▸ **Provided material**
====

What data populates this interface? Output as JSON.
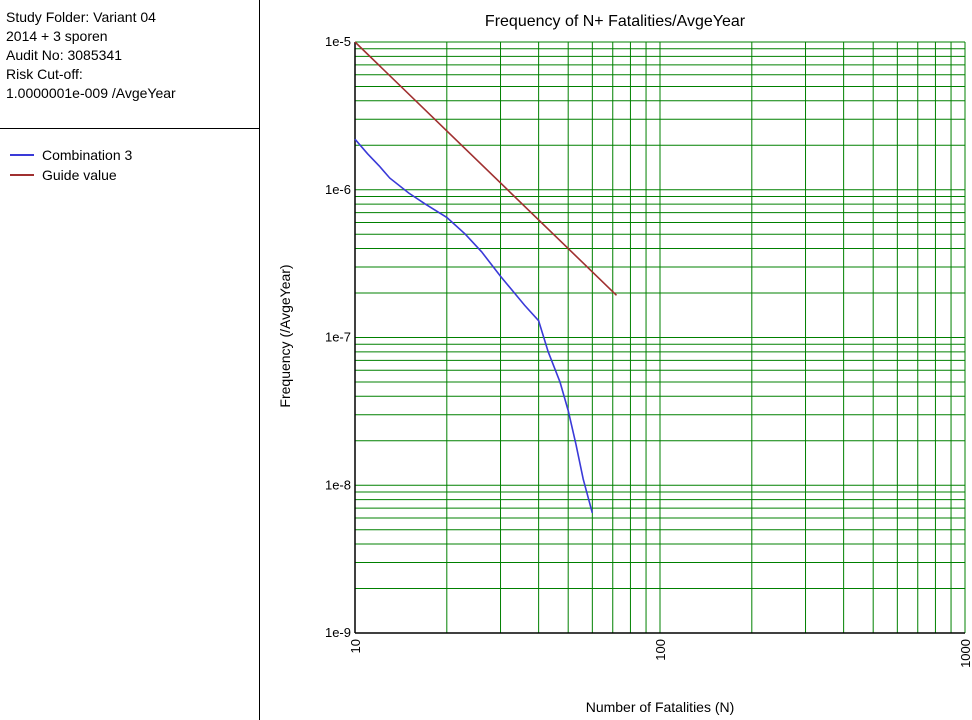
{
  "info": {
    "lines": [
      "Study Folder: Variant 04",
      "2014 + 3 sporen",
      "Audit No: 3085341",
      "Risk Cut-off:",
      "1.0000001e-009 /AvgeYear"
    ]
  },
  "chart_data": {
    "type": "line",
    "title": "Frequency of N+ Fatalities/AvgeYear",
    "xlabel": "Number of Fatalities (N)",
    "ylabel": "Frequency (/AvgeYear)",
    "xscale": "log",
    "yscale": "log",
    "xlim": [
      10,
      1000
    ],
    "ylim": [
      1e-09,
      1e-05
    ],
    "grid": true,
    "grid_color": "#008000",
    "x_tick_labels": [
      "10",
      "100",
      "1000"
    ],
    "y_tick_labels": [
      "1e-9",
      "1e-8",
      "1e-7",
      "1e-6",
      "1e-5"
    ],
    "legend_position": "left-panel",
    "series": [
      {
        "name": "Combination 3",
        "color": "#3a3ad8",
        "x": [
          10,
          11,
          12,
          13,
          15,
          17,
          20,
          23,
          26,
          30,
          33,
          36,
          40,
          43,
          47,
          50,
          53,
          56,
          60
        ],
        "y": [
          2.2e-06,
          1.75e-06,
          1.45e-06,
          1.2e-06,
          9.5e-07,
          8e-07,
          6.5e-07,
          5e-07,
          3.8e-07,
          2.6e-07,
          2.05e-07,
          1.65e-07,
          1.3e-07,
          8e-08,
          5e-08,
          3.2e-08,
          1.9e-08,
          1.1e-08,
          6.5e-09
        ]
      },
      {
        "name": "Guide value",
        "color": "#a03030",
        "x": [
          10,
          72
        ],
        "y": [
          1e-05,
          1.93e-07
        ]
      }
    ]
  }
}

====

▸ **Goal of the exercise**
Leave the images out and output the remaining material exactly as it stands.

▸ **Written reply**
What data populates this interface? Output as JSON.
{
  "info": {
    "lines": [
      "Study Folder: Variant 04",
      "2014 + 3 sporen",
      "Audit No: 3085341",
      "Risk Cut-off:",
      "1.0000001e-009 /AvgeYear"
    ]
  },
  "chart_data": {
    "type": "line",
    "title": "Frequency of N+ Fatalities/AvgeYear",
    "xlabel": "Number of Fatalities (N)",
    "ylabel": "Frequency (/AvgeYear)",
    "xscale": "log",
    "yscale": "log",
    "xlim": [
      10,
      1000
    ],
    "ylim": [
      1e-09,
      1e-05
    ],
    "grid": true,
    "grid_color": "#008000",
    "x_tick_labels": [
      "10",
      "100",
      "1000"
    ],
    "y_tick_labels": [
      "1e-9",
      "1e-8",
      "1e-7",
      "1e-6",
      "1e-5"
    ],
    "legend_position": "left-panel",
    "series": [
      {
        "name": "Combination 3",
        "color": "#3a3ad8",
        "x": [
          10,
          11,
          12,
          13,
          15,
          17,
          20,
          23,
          26,
          30,
          33,
          36,
          40,
          43,
          47,
          50,
          53,
          56,
          60
        ],
        "y": [
          2.2e-06,
          1.75e-06,
          1.45e-06,
          1.2e-06,
          9.5e-07,
          8e-07,
          6.5e-07,
          5e-07,
          3.8e-07,
          2.6e-07,
          2.05e-07,
          1.65e-07,
          1.3e-07,
          8e-08,
          5e-08,
          3.2e-08,
          1.9e-08,
          1.1e-08,
          6.5e-09
        ]
      },
      {
        "name": "Guide value",
        "color": "#a03030",
        "x": [
          10,
          72
        ],
        "y": [
          1e-05,
          1.93e-07
        ]
      }
    ]
  }
}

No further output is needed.